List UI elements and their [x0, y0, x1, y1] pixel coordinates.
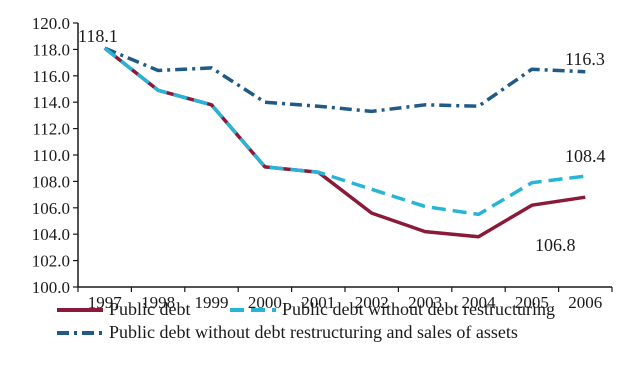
- x-tick-label: 2003: [408, 293, 442, 312]
- x-tick-label: 2002: [355, 293, 389, 312]
- x-tick-label: 2004: [462, 293, 497, 312]
- y-tick-label: 120.0: [32, 14, 70, 33]
- x-tick-label: 2006: [568, 293, 602, 312]
- y-axis: 100.0 102.0 104.0 106.0 108.0 110.0 112.0 114.0…: [32, 14, 79, 297]
- x-axis: 1997 1998 1999 2000 2001 2002 2003 2004 2005 2006: [77, 286, 613, 312]
- series-line-1: [103, 46, 586, 217]
- y-tick-label: 108.0: [32, 172, 70, 191]
- y-tick-label: 102.0: [32, 252, 70, 271]
- annotations: 118.1 116.3 108.4 106.8: [78, 26, 606, 255]
- y-tick-label: 110.0: [32, 146, 70, 165]
- y-tick-label: 106.0: [32, 199, 70, 218]
- x-tick-label: 2005: [515, 293, 549, 312]
- series-lines: [103, 46, 586, 239]
- y-tick-label: 114.0: [32, 93, 70, 112]
- x-tick-label: 2001: [301, 293, 335, 312]
- series-line-2: [104, 46, 586, 114]
- y-tick-label: 104.0: [32, 225, 70, 244]
- x-tick-label: 1998: [141, 293, 175, 312]
- annotation-assets-end-value: 116.3: [565, 49, 605, 69]
- annotation-public-debt-end-value: 106.8: [535, 235, 576, 255]
- y-tick-label: 118.0: [32, 40, 70, 59]
- x-tick-label: 2000: [248, 293, 282, 312]
- series-line-0: [103, 46, 586, 239]
- x-tick-label: 1997: [88, 293, 123, 312]
- annotation-restructuring-end-value: 108.4: [565, 146, 606, 166]
- annotation-start-value: 118.1: [78, 26, 118, 46]
- y-tick-label: 116.0: [32, 67, 70, 86]
- x-tick-label: 1999: [195, 293, 229, 312]
- y-tick-label: 112.0: [32, 120, 70, 139]
- y-tick-label: 100.0: [32, 278, 70, 297]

» Problem details: Please copy out every entry above word for word, omitting the pictures from your answer.

» The result:
List UI elements and their [x0, y0, x1, y1] pixel coordinates.
- x-tick-label: 2003: [408, 293, 442, 312]
- x-tick-label: 2002: [355, 293, 389, 312]
- x-tick-label: 2004: [462, 293, 497, 312]
- y-tick-label: 120.0: [32, 14, 70, 33]
- x-tick-label: 2006: [568, 293, 602, 312]
- y-axis: 100.0 102.0 104.0 106.0 108.0 110.0 112.0 114.0…: [32, 14, 79, 297]
- x-axis: 1997 1998 1999 2000 2001 2002 2003 2004 2005 2006: [77, 286, 613, 312]
- series-line-1: [103, 46, 586, 217]
- y-tick-label: 108.0: [32, 172, 70, 191]
- y-tick-label: 102.0: [32, 252, 70, 271]
- annotations: 118.1 116.3 108.4 106.8: [78, 26, 606, 255]
- y-tick-label: 110.0: [32, 146, 70, 165]
- y-tick-label: 106.0: [32, 199, 70, 218]
- x-tick-label: 2005: [515, 293, 549, 312]
- series-lines: [103, 46, 586, 239]
- y-tick-label: 114.0: [32, 93, 70, 112]
- x-tick-label: 2001: [301, 293, 335, 312]
- series-line-2: [104, 46, 586, 114]
- y-tick-label: 104.0: [32, 225, 70, 244]
- x-tick-label: 1998: [141, 293, 175, 312]
- annotation-assets-end-value: 116.3: [565, 49, 605, 69]
- annotation-public-debt-end-value: 106.8: [535, 235, 576, 255]
- y-tick-label: 118.0: [32, 40, 70, 59]
- x-tick-label: 2000: [248, 293, 282, 312]
- series-line-0: [103, 46, 586, 239]
- x-tick-label: 1997: [88, 293, 123, 312]
- annotation-restructuring-end-value: 108.4: [565, 146, 606, 166]
- annotation-start-value: 118.1: [78, 26, 118, 46]
- y-tick-label: 116.0: [32, 67, 70, 86]
- x-tick-label: 1999: [195, 293, 229, 312]
- y-tick-label: 112.0: [32, 120, 70, 139]
- y-tick-label: 100.0: [32, 278, 70, 297]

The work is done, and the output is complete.